* CHALLENGE: Make an exact copy of the records, with the pictures left out.

Records about charts and figures
----------
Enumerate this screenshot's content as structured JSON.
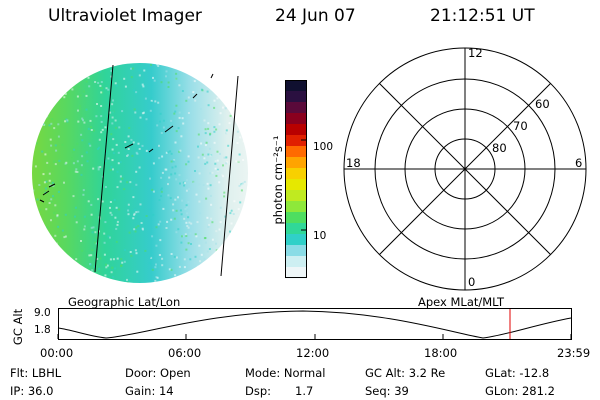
{
  "header": {
    "instrument": "Ultraviolet Imager",
    "date": "24 Jun 07",
    "time": "21:12:51 UT"
  },
  "colorbar": {
    "unit_label": "photon cm⁻²s⁻¹",
    "ticks": [
      "100",
      "10"
    ],
    "colors": [
      "#101030",
      "#2a1040",
      "#5a0a3a",
      "#8a001e",
      "#b80000",
      "#e02000",
      "#ff6a00",
      "#ffa400",
      "#f8d000",
      "#e6e800",
      "#c0ea20",
      "#8ee83a",
      "#4ede60",
      "#30d898",
      "#30d0c8",
      "#8adce6",
      "#cdeff2",
      "#eef6f8"
    ]
  },
  "polar_grid": {
    "mlt_labels": [
      "12",
      "18",
      "6",
      "0"
    ],
    "lat_labels": [
      "60",
      "70",
      "80"
    ]
  },
  "altitude_plot": {
    "ylabel": "GC Alt",
    "yticks": [
      "9.0",
      "1.8"
    ],
    "left_label": "Geographic Lat/Lon",
    "right_label": "Apex MLat/MLT",
    "xticks": [
      "00:00",
      "06:00",
      "12:00",
      "18:00",
      "23:59"
    ]
  },
  "status": {
    "filter": "Flt: LBHL",
    "ip": "IP: 36.0",
    "door": "Door: Open",
    "gain": "Gain: 14",
    "mode": "Mode: Normal",
    "dsp_label": "Dsp:",
    "dsp_value": "1.7",
    "gc_alt": "GC Alt: 3.2 Re",
    "seq": "Seq: 39",
    "glat": "GLat: -12.8",
    "glon": "GLon: 281.2"
  }
}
----------
* RESULT OF THE EXERCISE:
Enumerate this screenshot's content as structured JSON.
{
  "header": {
    "instrument": "Ultraviolet Imager",
    "date": "24 Jun 07",
    "time": "21:12:51 UT"
  },
  "colorbar": {
    "unit_label": "photon cm⁻²s⁻¹",
    "ticks": [
      "100",
      "10"
    ],
    "colors": [
      "#101030",
      "#2a1040",
      "#5a0a3a",
      "#8a001e",
      "#b80000",
      "#e02000",
      "#ff6a00",
      "#ffa400",
      "#f8d000",
      "#e6e800",
      "#c0ea20",
      "#8ee83a",
      "#4ede60",
      "#30d898",
      "#30d0c8",
      "#8adce6",
      "#cdeff2",
      "#eef6f8"
    ]
  },
  "polar_grid": {
    "mlt_labels": [
      "12",
      "18",
      "6",
      "0"
    ],
    "lat_labels": [
      "60",
      "70",
      "80"
    ]
  },
  "altitude_plot": {
    "ylabel": "GC Alt",
    "yticks": [
      "9.0",
      "1.8"
    ],
    "left_label": "Geographic Lat/Lon",
    "right_label": "Apex MLat/MLT",
    "xticks": [
      "00:00",
      "06:00",
      "12:00",
      "18:00",
      "23:59"
    ]
  },
  "status": {
    "filter": "Flt: LBHL",
    "ip": "IP: 36.0",
    "door": "Door: Open",
    "gain": "Gain: 14",
    "mode": "Mode: Normal",
    "dsp_label": "Dsp:",
    "dsp_value": "1.7",
    "gc_alt": "GC Alt: 3.2 Re",
    "seq": "Seq: 39",
    "glat": "GLat: -12.8",
    "glon": "GLon: 281.2"
  }
}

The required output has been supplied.